[Problem requirements] Reproduce each record below exactly as written.

[Task input]
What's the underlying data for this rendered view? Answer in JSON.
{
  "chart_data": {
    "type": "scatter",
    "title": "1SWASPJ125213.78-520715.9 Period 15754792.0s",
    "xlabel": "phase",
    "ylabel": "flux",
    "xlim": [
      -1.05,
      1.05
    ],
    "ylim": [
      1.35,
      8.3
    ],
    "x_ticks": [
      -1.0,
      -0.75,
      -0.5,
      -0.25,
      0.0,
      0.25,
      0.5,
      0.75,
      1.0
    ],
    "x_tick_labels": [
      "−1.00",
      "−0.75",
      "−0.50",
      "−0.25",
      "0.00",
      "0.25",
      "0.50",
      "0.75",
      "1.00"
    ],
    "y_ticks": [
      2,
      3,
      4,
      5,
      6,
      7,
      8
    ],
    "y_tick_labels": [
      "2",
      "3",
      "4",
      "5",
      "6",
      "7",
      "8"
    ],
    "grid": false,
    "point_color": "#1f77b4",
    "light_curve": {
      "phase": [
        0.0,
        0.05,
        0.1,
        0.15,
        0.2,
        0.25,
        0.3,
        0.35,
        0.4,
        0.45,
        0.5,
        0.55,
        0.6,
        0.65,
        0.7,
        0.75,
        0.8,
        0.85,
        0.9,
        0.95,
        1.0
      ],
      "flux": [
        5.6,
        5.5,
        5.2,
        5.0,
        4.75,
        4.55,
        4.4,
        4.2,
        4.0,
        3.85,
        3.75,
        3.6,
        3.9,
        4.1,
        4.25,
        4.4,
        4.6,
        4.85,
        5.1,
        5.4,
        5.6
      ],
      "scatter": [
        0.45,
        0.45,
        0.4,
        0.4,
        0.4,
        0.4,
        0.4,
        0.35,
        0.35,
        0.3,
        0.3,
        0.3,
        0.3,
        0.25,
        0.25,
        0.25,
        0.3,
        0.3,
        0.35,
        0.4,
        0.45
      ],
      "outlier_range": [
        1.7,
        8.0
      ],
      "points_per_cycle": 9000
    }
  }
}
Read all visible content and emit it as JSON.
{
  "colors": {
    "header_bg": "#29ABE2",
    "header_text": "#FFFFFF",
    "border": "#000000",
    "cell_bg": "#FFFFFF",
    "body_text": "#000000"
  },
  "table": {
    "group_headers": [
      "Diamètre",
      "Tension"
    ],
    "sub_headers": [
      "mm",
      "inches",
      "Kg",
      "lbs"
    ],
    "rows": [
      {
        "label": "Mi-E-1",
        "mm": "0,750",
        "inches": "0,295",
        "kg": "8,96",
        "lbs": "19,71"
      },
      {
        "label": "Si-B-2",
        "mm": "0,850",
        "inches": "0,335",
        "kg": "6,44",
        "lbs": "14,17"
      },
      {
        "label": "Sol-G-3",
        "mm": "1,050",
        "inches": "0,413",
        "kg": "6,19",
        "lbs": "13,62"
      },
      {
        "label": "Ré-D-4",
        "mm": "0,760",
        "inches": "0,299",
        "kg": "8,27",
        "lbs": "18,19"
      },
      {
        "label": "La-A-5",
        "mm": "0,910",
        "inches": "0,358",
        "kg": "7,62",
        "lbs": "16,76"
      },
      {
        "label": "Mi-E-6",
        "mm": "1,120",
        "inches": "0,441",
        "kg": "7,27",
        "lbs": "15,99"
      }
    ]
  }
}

[The completed task]
What's the underlying data for this rendered view? Answer in JSON.
{
  "chart_data": {
    "type": "scatter",
    "title": "1SWASPJ125213.78-520715.9 Period 15754792.0s",
    "xlabel": "phase",
    "ylabel": "flux",
    "xlim": [
      -1.05,
      1.05
    ],
    "ylim": [
      1.35,
      8.3
    ],
    "x_ticks": [
      -1.0,
      -0.75,
      -0.5,
      -0.25,
      0.0,
      0.25,
      0.5,
      0.75,
      1.0
    ],
    "x_tick_labels": [
      "−1.00",
      "−0.75",
      "−0.50",
      "−0.25",
      "0.00",
      "0.25",
      "0.50",
      "0.75",
      "1.00"
    ],
    "y_ticks": [
      2,
      3,
      4,
      5,
      6,
      7,
      8
    ],
    "y_tick_labels": [
      "2",
      "3",
      "4",
      "5",
      "6",
      "7",
      "8"
    ],
    "grid": false,
    "point_color": "#1f77b4",
    "light_curve": {
      "phase": [
        0.0,
        0.05,
        0.1,
        0.15,
        0.2,
        0.25,
        0.3,
        0.35,
        0.4,
        0.45,
        0.5,
        0.55,
        0.6,
        0.65,
        0.7,
        0.75,
        0.8,
        0.85,
        0.9,
        0.95,
        1.0
      ],
      "flux": [
        5.6,
        5.5,
        5.2,
        5.0,
        4.75,
        4.55,
        4.4,
        4.2,
        4.0,
        3.85,
        3.75,
        3.6,
        3.9,
        4.1,
        4.25,
        4.4,
        4.6,
        4.85,
        5.1,
        5.4,
        5.6
      ],
      "scatter": [
        0.45,
        0.45,
        0.4,
        0.4,
        0.4,
        0.4,
        0.4,
        0.35,
        0.35,
        0.3,
        0.3,
        0.3,
        0.3,
        0.25,
        0.25,
        0.25,
        0.3,
        0.3,
        0.35,
        0.4,
        0.45
      ],
      "outlier_range": [
        1.7,
        8.0
      ],
      "points_per_cycle": 9000
    }
  }
}
Read all visible content and emit it as JSON.
{
  "colors": {
    "header_bg": "#29ABE2",
    "header_text": "#FFFFFF",
    "border": "#000000",
    "cell_bg": "#FFFFFF",
    "body_text": "#000000"
  },
  "table": {
    "group_headers": [
      "Diamètre",
      "Tension"
    ],
    "sub_headers": [
      "mm",
      "inches",
      "Kg",
      "lbs"
    ],
    "rows": [
      {
        "label": "Mi-E-1",
        "mm": "0,750",
        "inches": "0,295",
        "kg": "8,96",
        "lbs": "19,71"
      },
      {
        "label": "Si-B-2",
        "mm": "0,850",
        "inches": "0,335",
        "kg": "6,44",
        "lbs": "14,17"
      },
      {
        "label": "Sol-G-3",
        "mm": "1,050",
        "inches": "0,413",
        "kg": "6,19",
        "lbs": "13,62"
      },
      {
        "label": "Ré-D-4",
        "mm": "0,760",
        "inches": "0,299",
        "kg": "8,27",
        "lbs": "18,19"
      },
      {
        "label": "La-A-5",
        "mm": "0,910",
        "inches": "0,358",
        "kg": "7,62",
        "lbs": "16,76"
      },
      {
        "label": "Mi-E-6",
        "mm": "1,120",
        "inches": "0,441",
        "kg": "7,27",
        "lbs": "15,99"
      }
    ]
  }
}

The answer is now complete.